- [THE REQUEST] Every line below is to be quoted exactly, with nothing added or dropped.

[Structured figure records]
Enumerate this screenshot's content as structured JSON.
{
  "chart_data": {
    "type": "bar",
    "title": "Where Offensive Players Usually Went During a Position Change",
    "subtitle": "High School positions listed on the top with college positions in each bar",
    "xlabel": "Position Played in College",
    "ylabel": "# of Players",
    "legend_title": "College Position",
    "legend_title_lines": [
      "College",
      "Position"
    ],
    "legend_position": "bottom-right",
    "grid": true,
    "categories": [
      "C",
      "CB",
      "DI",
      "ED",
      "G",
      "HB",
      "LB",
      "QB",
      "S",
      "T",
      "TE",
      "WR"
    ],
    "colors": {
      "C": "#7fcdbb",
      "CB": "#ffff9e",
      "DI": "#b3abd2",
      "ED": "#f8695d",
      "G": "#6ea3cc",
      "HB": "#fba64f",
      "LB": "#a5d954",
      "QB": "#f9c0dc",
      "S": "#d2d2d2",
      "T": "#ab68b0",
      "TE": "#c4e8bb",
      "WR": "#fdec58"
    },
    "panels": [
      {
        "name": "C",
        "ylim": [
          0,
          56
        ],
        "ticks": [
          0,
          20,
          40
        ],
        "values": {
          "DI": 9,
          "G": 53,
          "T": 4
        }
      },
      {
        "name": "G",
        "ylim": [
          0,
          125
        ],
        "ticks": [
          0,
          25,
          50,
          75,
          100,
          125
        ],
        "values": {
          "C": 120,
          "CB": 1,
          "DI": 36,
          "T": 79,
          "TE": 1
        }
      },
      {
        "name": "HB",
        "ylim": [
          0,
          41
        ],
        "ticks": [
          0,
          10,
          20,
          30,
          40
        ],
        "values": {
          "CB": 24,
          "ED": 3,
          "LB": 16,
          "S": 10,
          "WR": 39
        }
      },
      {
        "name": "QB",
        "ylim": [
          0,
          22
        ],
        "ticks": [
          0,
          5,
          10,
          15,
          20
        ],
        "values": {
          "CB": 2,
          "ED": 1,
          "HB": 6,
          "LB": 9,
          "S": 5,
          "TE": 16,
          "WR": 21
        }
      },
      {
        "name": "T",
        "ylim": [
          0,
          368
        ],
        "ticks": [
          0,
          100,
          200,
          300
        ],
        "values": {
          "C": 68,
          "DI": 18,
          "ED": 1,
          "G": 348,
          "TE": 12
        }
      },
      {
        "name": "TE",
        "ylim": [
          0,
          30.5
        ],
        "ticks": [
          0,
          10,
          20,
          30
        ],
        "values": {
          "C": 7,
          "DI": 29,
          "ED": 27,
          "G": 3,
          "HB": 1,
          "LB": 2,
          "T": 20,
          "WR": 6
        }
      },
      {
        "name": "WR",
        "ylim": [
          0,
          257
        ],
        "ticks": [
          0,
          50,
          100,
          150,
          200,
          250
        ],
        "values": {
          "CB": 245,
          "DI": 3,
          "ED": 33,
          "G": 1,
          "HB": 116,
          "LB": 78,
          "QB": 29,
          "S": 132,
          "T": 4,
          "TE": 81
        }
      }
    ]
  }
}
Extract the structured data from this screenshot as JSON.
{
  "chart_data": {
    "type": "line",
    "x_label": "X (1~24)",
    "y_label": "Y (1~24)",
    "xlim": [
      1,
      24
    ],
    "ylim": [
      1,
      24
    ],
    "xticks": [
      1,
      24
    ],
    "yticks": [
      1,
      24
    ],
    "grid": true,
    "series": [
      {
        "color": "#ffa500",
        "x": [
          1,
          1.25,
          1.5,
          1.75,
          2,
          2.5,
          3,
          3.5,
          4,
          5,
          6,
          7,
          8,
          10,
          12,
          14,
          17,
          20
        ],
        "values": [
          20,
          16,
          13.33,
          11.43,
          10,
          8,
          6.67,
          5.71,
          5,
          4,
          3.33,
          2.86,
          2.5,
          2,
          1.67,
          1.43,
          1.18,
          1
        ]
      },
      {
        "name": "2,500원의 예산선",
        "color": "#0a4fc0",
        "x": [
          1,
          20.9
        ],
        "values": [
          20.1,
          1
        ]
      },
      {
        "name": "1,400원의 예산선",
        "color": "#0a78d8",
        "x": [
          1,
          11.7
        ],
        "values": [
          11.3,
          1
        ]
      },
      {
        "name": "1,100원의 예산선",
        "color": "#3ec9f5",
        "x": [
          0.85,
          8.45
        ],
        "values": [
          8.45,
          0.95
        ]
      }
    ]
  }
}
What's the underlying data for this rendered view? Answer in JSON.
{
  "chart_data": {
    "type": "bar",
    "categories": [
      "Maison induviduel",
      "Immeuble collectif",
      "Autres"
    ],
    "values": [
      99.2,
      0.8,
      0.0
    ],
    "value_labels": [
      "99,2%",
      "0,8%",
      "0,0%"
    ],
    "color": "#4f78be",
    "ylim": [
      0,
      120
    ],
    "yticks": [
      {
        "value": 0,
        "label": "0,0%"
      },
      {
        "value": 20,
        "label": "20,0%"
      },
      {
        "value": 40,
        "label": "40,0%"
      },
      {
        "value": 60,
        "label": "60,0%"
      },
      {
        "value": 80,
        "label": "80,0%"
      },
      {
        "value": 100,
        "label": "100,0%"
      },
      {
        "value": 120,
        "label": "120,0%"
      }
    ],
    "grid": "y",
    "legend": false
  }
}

- [CORRECT ANSWER]
Enumerate this screenshot's content as structured JSON.
{
  "chart_data": {
    "type": "bar",
    "title": "Where Offensive Players Usually Went During a Position Change",
    "subtitle": "High School positions listed on the top with college positions in each bar",
    "xlabel": "Position Played in College",
    "ylabel": "# of Players",
    "legend_title": "College Position",
    "legend_title_lines": [
      "College",
      "Position"
    ],
    "legend_position": "bottom-right",
    "grid": true,
    "categories": [
      "C",
      "CB",
      "DI",
      "ED",
      "G",
      "HB",
      "LB",
      "QB",
      "S",
      "T",
      "TE",
      "WR"
    ],
    "colors": {
      "C": "#7fcdbb",
      "CB": "#ffff9e",
      "DI": "#b3abd2",
      "ED": "#f8695d",
      "G": "#6ea3cc",
      "HB": "#fba64f",
      "LB": "#a5d954",
      "QB": "#f9c0dc",
      "S": "#d2d2d2",
      "T": "#ab68b0",
      "TE": "#c4e8bb",
      "WR": "#fdec58"
    },
    "panels": [
      {
        "name": "C",
        "ylim": [
          0,
          56
        ],
        "ticks": [
          0,
          20,
          40
        ],
        "values": {
          "DI": 9,
          "G": 53,
          "T": 4
        }
      },
      {
        "name": "G",
        "ylim": [
          0,
          125
        ],
        "ticks": [
          0,
          25,
          50,
          75,
          100,
          125
        ],
        "values": {
          "C": 120,
          "CB": 1,
          "DI": 36,
          "T": 79,
          "TE": 1
        }
      },
      {
        "name": "HB",
        "ylim": [
          0,
          41
        ],
        "ticks": [
          0,
          10,
          20,
          30,
          40
        ],
        "values": {
          "CB": 24,
          "ED": 3,
          "LB": 16,
          "S": 10,
          "WR": 39
        }
      },
      {
        "name": "QB",
        "ylim": [
          0,
          22
        ],
        "ticks": [
          0,
          5,
          10,
          15,
          20
        ],
        "values": {
          "CB": 2,
          "ED": 1,
          "HB": 6,
          "LB": 9,
          "S": 5,
          "TE": 16,
          "WR": 21
        }
      },
      {
        "name": "T",
        "ylim": [
          0,
          368
        ],
        "ticks": [
          0,
          100,
          200,
          300
        ],
        "values": {
          "C": 68,
          "DI": 18,
          "ED": 1,
          "G": 348,
          "TE": 12
        }
      },
      {
        "name": "TE",
        "ylim": [
          0,
          30.5
        ],
        "ticks": [
          0,
          10,
          20,
          30
        ],
        "values": {
          "C": 7,
          "DI": 29,
          "ED": 27,
          "G": 3,
          "HB": 1,
          "LB": 2,
          "T": 20,
          "WR": 6
        }
      },
      {
        "name": "WR",
        "ylim": [
          0,
          257
        ],
        "ticks": [
          0,
          50,
          100,
          150,
          200,
          250
        ],
        "values": {
          "CB": 245,
          "DI": 3,
          "ED": 33,
          "G": 1,
          "HB": 116,
          "LB": 78,
          "QB": 29,
          "S": 132,
          "T": 4,
          "TE": 81
        }
      }
    ]
  }
}
Extract the structured data from this screenshot as JSON.
{
  "chart_data": {
    "type": "line",
    "x_label": "X (1~24)",
    "y_label": "Y (1~24)",
    "xlim": [
      1,
      24
    ],
    "ylim": [
      1,
      24
    ],
    "xticks": [
      1,
      24
    ],
    "yticks": [
      1,
      24
    ],
    "grid": true,
    "series": [
      {
        "color": "#ffa500",
        "x": [
          1,
          1.25,
          1.5,
          1.75,
          2,
          2.5,
          3,
          3.5,
          4,
          5,
          6,
          7,
          8,
          10,
          12,
          14,
          17,
          20
        ],
        "values": [
          20,
          16,
          13.33,
          11.43,
          10,
          8,
          6.67,
          5.71,
          5,
          4,
          3.33,
          2.86,
          2.5,
          2,
          1.67,
          1.43,
          1.18,
          1
        ]
      },
      {
        "name": "2,500원의 예산선",
        "color": "#0a4fc0",
        "x": [
          1,
          20.9
        ],
        "values": [
          20.1,
          1
        ]
      },
      {
        "name": "1,400원의 예산선",
        "color": "#0a78d8",
        "x": [
          1,
          11.7
        ],
        "values": [
          11.3,
          1
        ]
      },
      {
        "name": "1,100원의 예산선",
        "color": "#3ec9f5",
        "x": [
          0.85,
          8.45
        ],
        "values": [
          8.45,
          0.95
        ]
      }
    ]
  }
}
What's the underlying data for this rendered view? Answer in JSON.
{
  "chart_data": {
    "type": "bar",
    "categories": [
      "Maison induviduel",
      "Immeuble collectif",
      "Autres"
    ],
    "values": [
      99.2,
      0.8,
      0.0
    ],
    "value_labels": [
      "99,2%",
      "0,8%",
      "0,0%"
    ],
    "color": "#4f78be",
    "ylim": [
      0,
      120
    ],
    "yticks": [
      {
        "value": 0,
        "label": "0,0%"
      },
      {
        "value": 20,
        "label": "20,0%"
      },
      {
        "value": 40,
        "label": "40,0%"
      },
      {
        "value": 60,
        "label": "60,0%"
      },
      {
        "value": 80,
        "label": "80,0%"
      },
      {
        "value": 100,
        "label": "100,0%"
      },
      {
        "value": 120,
        "label": "120,0%"
      }
    ],
    "grid": "y",
    "legend": false
  }
}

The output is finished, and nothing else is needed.